#### [MATERIAL FOR THE TASK]
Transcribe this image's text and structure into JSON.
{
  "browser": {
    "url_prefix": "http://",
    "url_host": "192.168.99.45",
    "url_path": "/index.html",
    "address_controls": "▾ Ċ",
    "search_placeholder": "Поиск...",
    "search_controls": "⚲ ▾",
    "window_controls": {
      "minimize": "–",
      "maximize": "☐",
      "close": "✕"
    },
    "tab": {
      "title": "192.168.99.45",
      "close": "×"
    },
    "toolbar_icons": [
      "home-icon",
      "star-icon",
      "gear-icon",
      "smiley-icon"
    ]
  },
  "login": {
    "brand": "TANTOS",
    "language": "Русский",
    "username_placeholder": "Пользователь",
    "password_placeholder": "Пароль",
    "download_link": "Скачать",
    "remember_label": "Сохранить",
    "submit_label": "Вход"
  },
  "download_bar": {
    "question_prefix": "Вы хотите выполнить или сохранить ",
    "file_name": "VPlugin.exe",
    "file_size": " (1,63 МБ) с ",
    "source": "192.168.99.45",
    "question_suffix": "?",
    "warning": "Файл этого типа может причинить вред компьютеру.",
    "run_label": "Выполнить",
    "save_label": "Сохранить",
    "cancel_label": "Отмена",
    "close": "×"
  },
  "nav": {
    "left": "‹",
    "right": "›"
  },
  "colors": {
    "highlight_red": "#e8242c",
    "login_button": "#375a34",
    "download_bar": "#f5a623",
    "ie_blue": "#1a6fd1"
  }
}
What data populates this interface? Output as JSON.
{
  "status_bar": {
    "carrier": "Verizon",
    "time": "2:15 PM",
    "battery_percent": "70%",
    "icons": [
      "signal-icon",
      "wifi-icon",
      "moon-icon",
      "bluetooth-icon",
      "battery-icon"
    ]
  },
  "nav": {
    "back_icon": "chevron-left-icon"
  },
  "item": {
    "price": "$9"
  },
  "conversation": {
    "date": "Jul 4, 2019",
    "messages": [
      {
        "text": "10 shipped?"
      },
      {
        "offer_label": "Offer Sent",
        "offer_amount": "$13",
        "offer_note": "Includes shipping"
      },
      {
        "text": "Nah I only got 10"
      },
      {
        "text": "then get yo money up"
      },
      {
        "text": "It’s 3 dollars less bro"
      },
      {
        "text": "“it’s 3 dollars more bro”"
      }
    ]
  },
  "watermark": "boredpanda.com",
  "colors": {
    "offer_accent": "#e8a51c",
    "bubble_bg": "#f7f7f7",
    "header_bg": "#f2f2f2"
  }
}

#### [GIVEN EXERCISE]
Write out exactly the lines from the line holding "What data populates" through the last line of the data, and nothing besides those lines.

#### [FULL SOLUTION]
What data populates this interface? Output as JSON.
{
  "status_bar": {
    "carrier": "Verizon",
    "time": "2:15 PM",
    "battery_percent": "70%",
    "icons": [
      "signal-icon",
      "wifi-icon",
      "moon-icon",
      "bluetooth-icon",
      "battery-icon"
    ]
  },
  "nav": {
    "back_icon": "chevron-left-icon"
  },
  "item": {
    "price": "$9"
  },
  "conversation": {
    "date": "Jul 4, 2019",
    "messages": [
      {
        "text": "10 shipped?"
      },
      {
        "offer_label": "Offer Sent",
        "offer_amount": "$13",
        "offer_note": "Includes shipping"
      },
      {
        "text": "Nah I only got 10"
      },
      {
        "text": "then get yo money up"
      },
      {
        "text": "It’s 3 dollars less bro"
      },
      {
        "text": "“it’s 3 dollars more bro”"
      }
    ]
  },
  "watermark": "boredpanda.com",
  "colors": {
    "offer_accent": "#e8a51c",
    "bubble_bg": "#f7f7f7",
    "header_bg": "#f2f2f2"
  }
}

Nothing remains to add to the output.